◆ **WHAT NEEDS TO BE DONE**: Output each entry verbatim and exclude every picture from it.

◆ **INFORMATION PROVIDED**:
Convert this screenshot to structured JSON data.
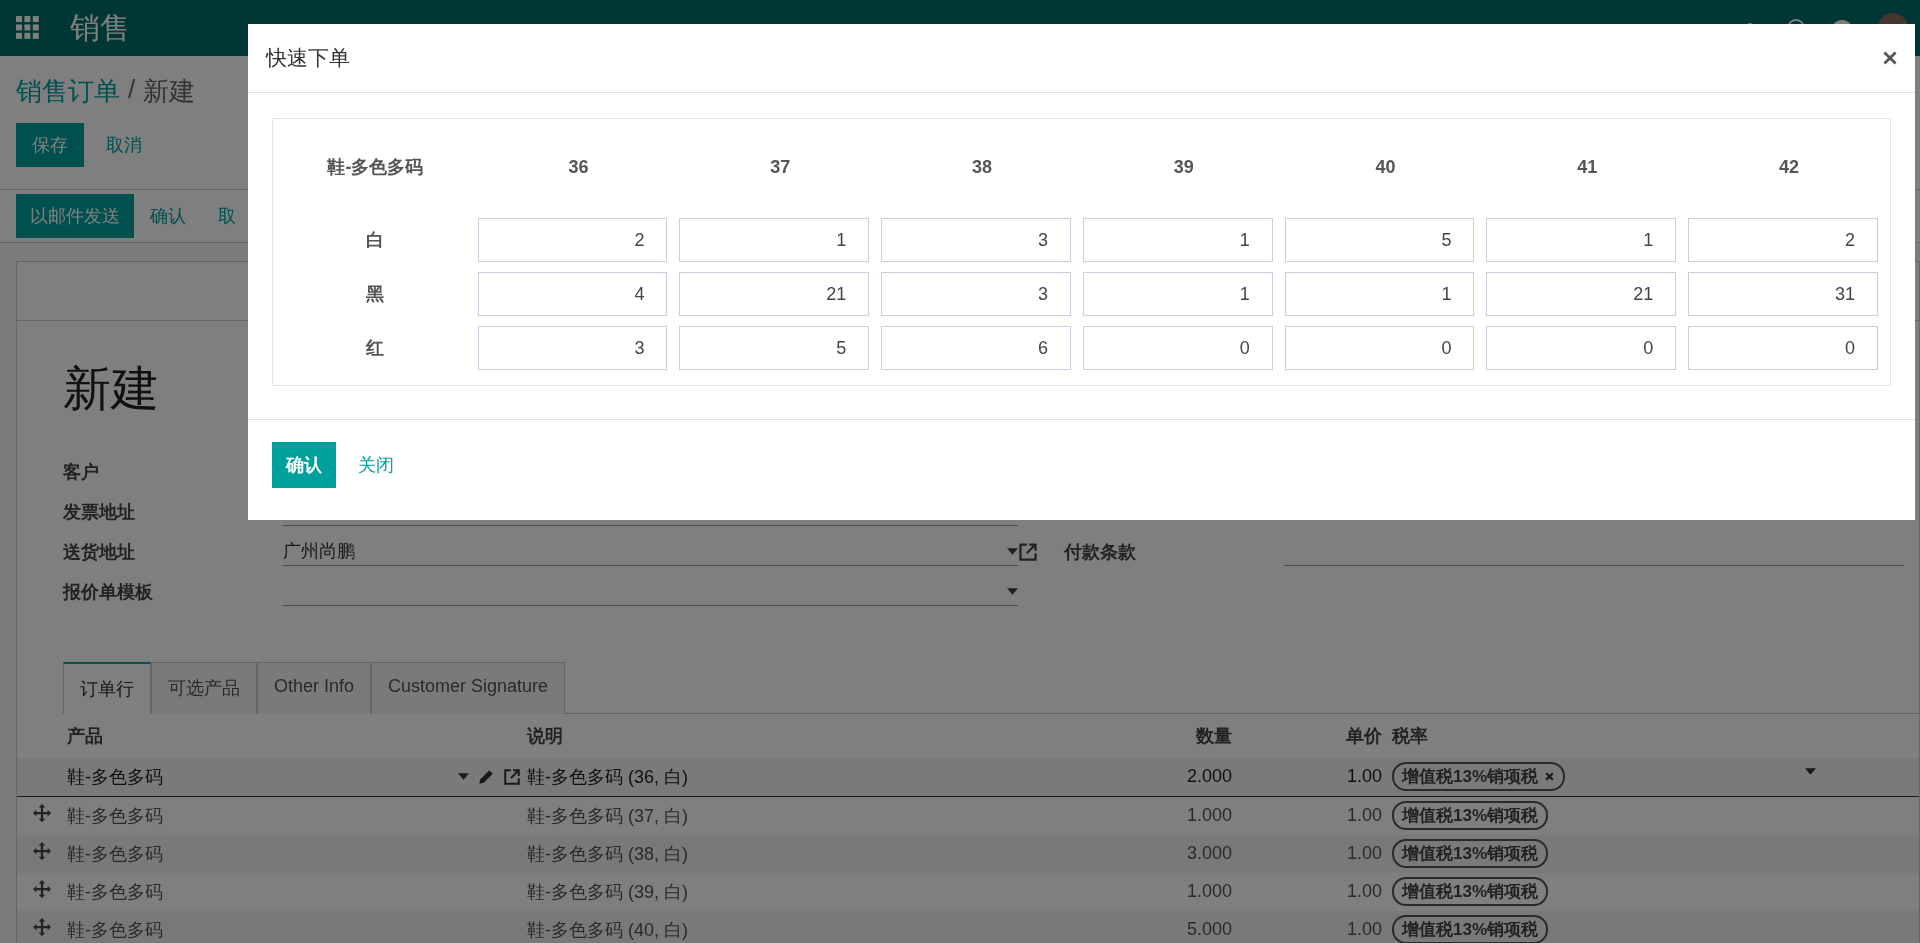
{
  "navbar": {
    "app_title": "销售"
  },
  "breadcrumb": {
    "parent": "销售订单",
    "separator": "/",
    "current": "新建"
  },
  "buttons": [
    "保存",
    "取消"
  ],
  "status_buttons": [
    {
      "label": "以邮件发送",
      "kind": "primary"
    },
    {
      "label": "确认",
      "kind": "link"
    },
    {
      "label": "取",
      "kind": "link"
    }
  ],
  "form": {
    "title": "新建",
    "left_fields": [
      {
        "label": "客户"
      },
      {
        "label": "发票地址",
        "kind": "text"
      },
      {
        "label": "送货地址",
        "kind": "select",
        "value": "广州尚鹏"
      },
      {
        "label": "报价单模板",
        "kind": "select"
      }
    ],
    "right_fields": [
      {
        "label": "付款条款"
      }
    ]
  },
  "tabs": [
    {
      "label": "订单行",
      "selected": true
    },
    {
      "label": "可选产品",
      "selected": false
    },
    {
      "label": "Other Info",
      "selected": false
    },
    {
      "label": "Customer Signature",
      "selected": false
    }
  ],
  "order_lines": {
    "columns": [
      "产品",
      "说明",
      "数量",
      "单价",
      "税率"
    ],
    "rows": [
      {
        "kind": "editing",
        "product": "鞋-多色多码",
        "description": "鞋-多色多码 (36, 白)",
        "quantity": "2.000",
        "price": "1.00",
        "tax": "增值税13%销项税"
      },
      {
        "kind": "line",
        "product": "鞋-多色多码",
        "description": "鞋-多色多码 (37, 白)",
        "quantity": "1.000",
        "price": "1.00",
        "tax": "增值税13%销项税"
      },
      {
        "kind": "line",
        "product": "鞋-多色多码",
        "description": "鞋-多色多码 (38, 白)",
        "quantity": "3.000",
        "price": "1.00",
        "tax": "增值税13%销项税"
      },
      {
        "kind": "line",
        "product": "鞋-多色多码",
        "description": "鞋-多色多码 (39, 白)",
        "quantity": "1.000",
        "price": "1.00",
        "tax": "增值税13%销项税"
      },
      {
        "kind": "line",
        "product": "鞋-多色多码",
        "description": "鞋-多色多码 (40, 白)",
        "quantity": "5.000",
        "price": "1.00",
        "tax": "增值税13%销项税"
      }
    ]
  },
  "dialog": {
    "title": "快速下单",
    "grid": {
      "corner": "鞋-多色多码",
      "sizes": [
        "36",
        "37",
        "38",
        "39",
        "40",
        "41",
        "42"
      ],
      "rows": [
        {
          "label": "白",
          "values": [
            "2",
            "1",
            "3",
            "1",
            "5",
            "1",
            "2"
          ]
        },
        {
          "label": "黑",
          "values": [
            "4",
            "21",
            "3",
            "1",
            "1",
            "21",
            "31"
          ]
        },
        {
          "label": "红",
          "values": [
            "3",
            "5",
            "6",
            "0",
            "0",
            "0",
            "0"
          ]
        }
      ]
    },
    "buttons": [
      {
        "label": "确认",
        "kind": "primary"
      },
      {
        "label": "关闭",
        "kind": "link"
      }
    ]
  }
}
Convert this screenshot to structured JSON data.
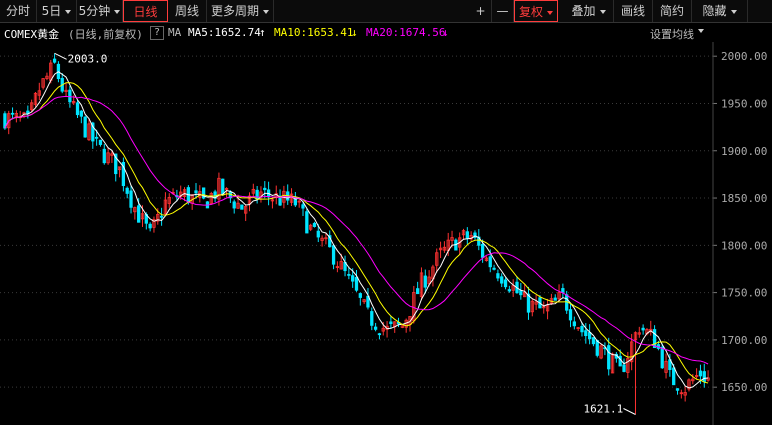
{
  "toolbar": {
    "tabs": [
      {
        "label": "分时",
        "active": false,
        "dropdown": false
      },
      {
        "label": "5日",
        "active": false,
        "dropdown": true
      },
      {
        "label": "5分钟",
        "active": false,
        "dropdown": true
      },
      {
        "label": "日线",
        "active": true,
        "dropdown": false
      },
      {
        "label": "周线",
        "active": false,
        "dropdown": false
      },
      {
        "label": "更多周期",
        "active": false,
        "dropdown": true
      }
    ],
    "right": [
      {
        "label": "+",
        "active": false,
        "dropdown": false
      },
      {
        "label": "—",
        "active": false,
        "dropdown": false
      },
      {
        "label": "复权",
        "active": true,
        "dropdown": true
      },
      {
        "label": "叠加",
        "active": false,
        "dropdown": true
      },
      {
        "label": "画线",
        "active": false,
        "dropdown": false
      },
      {
        "label": "简约",
        "active": false,
        "dropdown": false
      },
      {
        "label": "隐藏",
        "active": false,
        "dropdown": true
      }
    ]
  },
  "infobar": {
    "symbol": "COMEX黄金",
    "period": "(日线,前复权)",
    "help": "?",
    "ma_label": "MA",
    "ma5": "MA5:1652.74",
    "ma5_arrow": "↑",
    "ma10": "MA10:1653.41",
    "ma10_arrow": "↓",
    "ma20": "MA20:1674.56",
    "ma20_arrow": "↓",
    "settings": "设置均线"
  },
  "colors": {
    "up": "#ff3232",
    "down": "#00e5ff",
    "ma5": "#ffffff",
    "ma10": "#ffff00",
    "ma20": "#ff00ff",
    "axis_text": "#aaaaaa",
    "grid": "#3a3a3a",
    "annot": "#ffffff"
  },
  "chart_data": {
    "type": "candlestick",
    "y_ticks": [
      2000.0,
      1950.0,
      1900.0,
      1850.0,
      1800.0,
      1750.0,
      1700.0,
      1650.0
    ],
    "ylim": [
      1610,
      2015
    ],
    "annotations": [
      {
        "label": "2003.0",
        "index": 13,
        "value": 2003.0
      },
      {
        "label": "1621.1",
        "index": 165,
        "value": 1621.1
      }
    ],
    "close_path": [
      [
        0,
        1935
      ],
      [
        6,
        1930
      ],
      [
        9,
        1965
      ],
      [
        13,
        1990
      ],
      [
        16,
        1955
      ],
      [
        20,
        1930
      ],
      [
        24,
        1905
      ],
      [
        30,
        1880
      ],
      [
        34,
        1840
      ],
      [
        38,
        1810
      ],
      [
        42,
        1845
      ],
      [
        46,
        1855
      ],
      [
        52,
        1845
      ],
      [
        56,
        1860
      ],
      [
        62,
        1840
      ],
      [
        67,
        1855
      ],
      [
        71,
        1850
      ],
      [
        76,
        1845
      ],
      [
        81,
        1810
      ],
      [
        86,
        1790
      ],
      [
        91,
        1755
      ],
      [
        95,
        1725
      ],
      [
        100,
        1710
      ],
      [
        104,
        1715
      ],
      [
        109,
        1760
      ],
      [
        114,
        1790
      ],
      [
        118,
        1805
      ],
      [
        122,
        1810
      ],
      [
        126,
        1785
      ],
      [
        131,
        1765
      ],
      [
        136,
        1740
      ],
      [
        141,
        1730
      ],
      [
        146,
        1745
      ],
      [
        151,
        1710
      ],
      [
        156,
        1690
      ],
      [
        161,
        1665
      ],
      [
        166,
        1715
      ],
      [
        170,
        1700
      ],
      [
        174,
        1660
      ],
      [
        178,
        1650
      ],
      [
        182,
        1665
      ],
      [
        185,
        1655
      ]
    ],
    "candle_count": 185
  }
}
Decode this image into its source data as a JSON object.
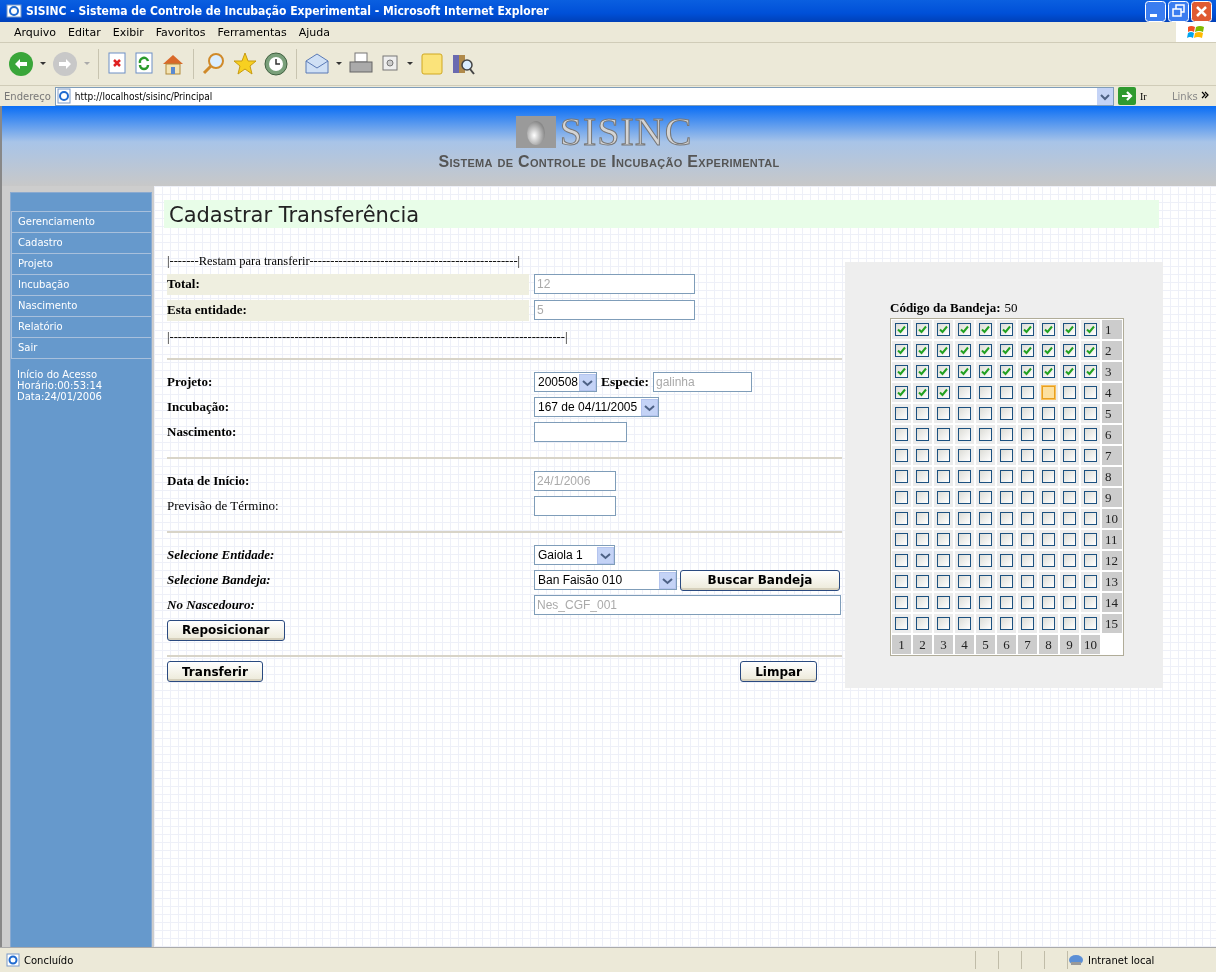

◆ **RESULT FOR THIS EXERCISE**:
Convert this screenshot to structured JSON data.
{
  "navbar": {
    "app_title": "销售"
  },
  "breadcrumb": {
    "parent": "销售订单",
    "separator": "/",
    "current": "新建"
  },
  "buttons": [
    "保存",
    "取消"
  ],
  "status_buttons": [
    {
      "label": "以邮件发送",
      "kind": "primary"
    },
    {
      "label": "确认",
      "kind": "link"
    },
    {
      "label": "取",
      "kind": "link"
    }
  ],
  "form": {
    "title": "新建",
    "left_fields": [
      {
        "label": "客户"
      },
      {
        "label": "发票地址",
        "kind": "text"
      },
      {
        "label": "送货地址",
        "kind": "select",
        "value": "广州尚鹏"
      },
      {
        "label": "报价单模板",
        "kind": "select"
      }
    ],
    "right_fields": [
      {
        "label": "付款条款"
      }
    ]
  },
  "tabs": [
    {
      "label": "订单行",
      "selected": true
    },
    {
      "label": "可选产品",
      "selected": false
    },
    {
      "label": "Other Info",
      "selected": false
    },
    {
      "label": "Customer Signature",
      "selected": false
    }
  ],
  "order_lines": {
    "columns": [
      "产品",
      "说明",
      "数量",
      "单价",
      "税率"
    ],
    "rows": [
      {
        "kind": "editing",
        "product": "鞋-多色多码",
        "description": "鞋-多色多码 (36, 白)",
        "quantity": "2.000",
        "price": "1.00",
        "tax": "增值税13%销项税"
      },
      {
        "kind": "line",
        "product": "鞋-多色多码",
        "description": "鞋-多色多码 (37, 白)",
        "quantity": "1.000",
        "price": "1.00",
        "tax": "增值税13%销项税"
      },
      {
        "kind": "line",
        "product": "鞋-多色多码",
        "description": "鞋-多色多码 (38, 白)",
        "quantity": "3.000",
        "price": "1.00",
        "tax": "增值税13%销项税"
      },
      {
        "kind": "line",
        "product": "鞋-多色多码",
        "description": "鞋-多色多码 (39, 白)",
        "quantity": "1.000",
        "price": "1.00",
        "tax": "增值税13%销项税"
      },
      {
        "kind": "line",
        "product": "鞋-多色多码",
        "description": "鞋-多色多码 (40, 白)",
        "quantity": "5.000",
        "price": "1.00",
        "tax": "增值税13%销项税"
      }
    ]
  },
  "dialog": {
    "title": "快速下单",
    "grid": {
      "corner": "鞋-多色多码",
      "sizes": [
        "36",
        "37",
        "38",
        "39",
        "40",
        "41",
        "42"
      ],
      "rows": [
        {
          "label": "白",
          "values": [
            "2",
            "1",
            "3",
            "1",
            "5",
            "1",
            "2"
          ]
        },
        {
          "label": "黑",
          "values": [
            "4",
            "21",
            "3",
            "1",
            "1",
            "21",
            "31"
          ]
        },
        {
          "label": "红",
          "values": [
            "3",
            "5",
            "6",
            "0",
            "0",
            "0",
            "0"
          ]
        }
      ]
    },
    "buttons": [
      {
        "label": "确认",
        "kind": "primary"
      },
      {
        "label": "关闭",
        "kind": "link"
      }
    ]
  }
}
Convert this screenshot to structured JSON data.
{
  "toolbar": {
    "tabs": [
      {
        "label": "分时",
        "active": false,
        "dropdown": false
      },
      {
        "label": "5日",
        "active": false,
        "dropdown": true
      },
      {
        "label": "5分钟",
        "active": false,
        "dropdown": true
      },
      {
        "label": "日线",
        "active": true,
        "dropdown": false
      },
      {
        "label": "周线",
        "active": false,
        "dropdown": false
      },
      {
        "label": "更多周期",
        "active": false,
        "dropdown": true
      }
    ],
    "right": [
      {
        "label": "+",
        "active": false,
        "dropdown": false
      },
      {
        "label": "—",
        "active": false,
        "dropdown": false
      },
      {
        "label": "复权",
        "active": true,
        "dropdown": true
      },
      {
        "label": "叠加",
        "active": false,
        "dropdown": true
      },
      {
        "label": "画线",
        "active": false,
        "dropdown": false
      },
      {
        "label": "简约",
        "active": false,
        "dropdown": false
      },
      {
        "label": "隐藏",
        "active": false,
        "dropdown": true
      }
    ]
  },
  "infobar": {
    "symbol": "COMEX黄金",
    "period": "(日线,前复权)",
    "help": "?",
    "ma_label": "MA",
    "ma5": "MA5:1652.74",
    "ma5_arrow": "↑",
    "ma10": "MA10:1653.41",
    "ma10_arrow": "↓",
    "ma20": "MA20:1674.56",
    "ma20_arrow": "↓",
    "settings": "设置均线"
  },
  "colors": {
    "up": "#ff3232",
    "down": "#00e5ff",
    "ma5": "#ffffff",
    "ma10": "#ffff00",
    "ma20": "#ff00ff",
    "axis_text": "#aaaaaa",
    "grid": "#3a3a3a",
    "annot": "#ffffff"
  },
  "chart_data": {
    "type": "candlestick",
    "y_ticks": [
      2000.0,
      1950.0,
      1900.0,
      1850.0,
      1800.0,
      1750.0,
      1700.0,
      1650.0
    ],
    "ylim": [
      1610,
      2015
    ],
    "annotations": [
      {
        "label": "2003.0",
        "index": 13,
        "value": 2003.0
      },
      {
        "label": "1621.1",
        "index": 165,
        "value": 1621.1
      }
    ],
    "close_path": [
      [
        0,
        1935
      ],
      [
        6,
        1930
      ],
      [
        9,
        1965
      ],
      [
        13,
        1990
      ],
      [
        16,
        1955
      ],
      [
        20,
        1930
      ],
      [
        24,
        1905
      ],
      [
        30,
        1880
      ],
      [
        34,
        1840
      ],
      [
        38,
        1810
      ],
      [
        42,
        1845
      ],
      [
        46,
        1855
      ],
      [
        52,
        1845
      ],
      [
        56,
        1860
      ],
      [
        62,
        1840
      ],
      [
        67,
        1855
      ],
      [
        71,
        1850
      ],
      [
        76,
        1845
      ],
      [
        81,
        1810
      ],
      [
        86,
        1790
      ],
      [
        91,
        1755
      ],
      [
        95,
        1725
      ],
      [
        100,
        1710
      ],
      [
        104,
        1715
      ],
      [
        109,
        1760
      ],
      [
        114,
        1790
      ],
      [
        118,
        1805
      ],
      [
        122,
        1810
      ],
      [
        126,
        1785
      ],
      [
        131,
        1765
      ],
      [
        136,
        1740
      ],
      [
        141,
        1730
      ],
      [
        146,
        1745
      ],
      [
        151,
        1710
      ],
      [
        156,
        1690
      ],
      [
        161,
        1665
      ],
      [
        166,
        1715
      ],
      [
        170,
        1700
      ],
      [
        174,
        1660
      ],
      [
        178,
        1650
      ],
      [
        182,
        1665
      ],
      [
        185,
        1655
      ]
    ],
    "candle_count": 185
  }
}
Decode this image into its source data as a JSON object.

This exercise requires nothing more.